Below is a set of records; print all of them exactly as written.

■ Extracted records ■
• • • • •

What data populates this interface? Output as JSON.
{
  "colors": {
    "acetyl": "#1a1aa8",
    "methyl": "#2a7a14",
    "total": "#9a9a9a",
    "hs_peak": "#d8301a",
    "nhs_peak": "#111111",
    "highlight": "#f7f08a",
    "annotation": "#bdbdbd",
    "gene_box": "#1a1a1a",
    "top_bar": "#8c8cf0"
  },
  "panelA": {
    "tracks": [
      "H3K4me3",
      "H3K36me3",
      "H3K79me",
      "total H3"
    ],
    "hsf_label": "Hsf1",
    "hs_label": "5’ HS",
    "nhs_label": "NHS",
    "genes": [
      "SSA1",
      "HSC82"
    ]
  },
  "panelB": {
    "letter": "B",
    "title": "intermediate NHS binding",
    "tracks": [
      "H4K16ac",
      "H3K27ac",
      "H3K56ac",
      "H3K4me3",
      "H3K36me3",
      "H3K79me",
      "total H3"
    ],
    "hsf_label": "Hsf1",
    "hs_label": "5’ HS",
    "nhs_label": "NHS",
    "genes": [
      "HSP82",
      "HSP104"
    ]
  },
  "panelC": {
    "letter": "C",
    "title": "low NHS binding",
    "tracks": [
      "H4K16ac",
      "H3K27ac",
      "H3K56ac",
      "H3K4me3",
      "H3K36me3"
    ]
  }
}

• • • • •

■ Answer space ■
What data populates this interface? Output as JSON.
{
  "colors": {
    "acetyl": "#1a1aa8",
    "methyl": "#2a7a14",
    "total": "#9a9a9a",
    "hs_peak": "#d8301a",
    "nhs_peak": "#111111",
    "highlight": "#f7f08a",
    "annotation": "#bdbdbd",
    "gene_box": "#1a1a1a",
    "top_bar": "#8c8cf0"
  },
  "panelA": {
    "tracks": [
      "H3K4me3",
      "H3K36me3",
      "H3K79me",
      "total H3"
    ],
    "hsf_label": "Hsf1",
    "hs_label": "5’ HS",
    "nhs_label": "NHS",
    "genes": [
      "SSA1",
      "HSC82"
    ]
  },
  "panelB": {
    "letter": "B",
    "title": "intermediate NHS binding",
    "tracks": [
      "H4K16ac",
      "H3K27ac",
      "H3K56ac",
      "H3K4me3",
      "H3K36me3",
      "H3K79me",
      "total H3"
    ],
    "hsf_label": "Hsf1",
    "hs_label": "5’ HS",
    "nhs_label": "NHS",
    "genes": [
      "HSP82",
      "HSP104"
    ]
  },
  "panelC": {
    "letter": "C",
    "title": "low NHS binding",
    "tracks": [
      "H4K16ac",
      "H3K27ac",
      "H3K56ac",
      "H3K4me3",
      "H3K36me3"
    ]
  }
}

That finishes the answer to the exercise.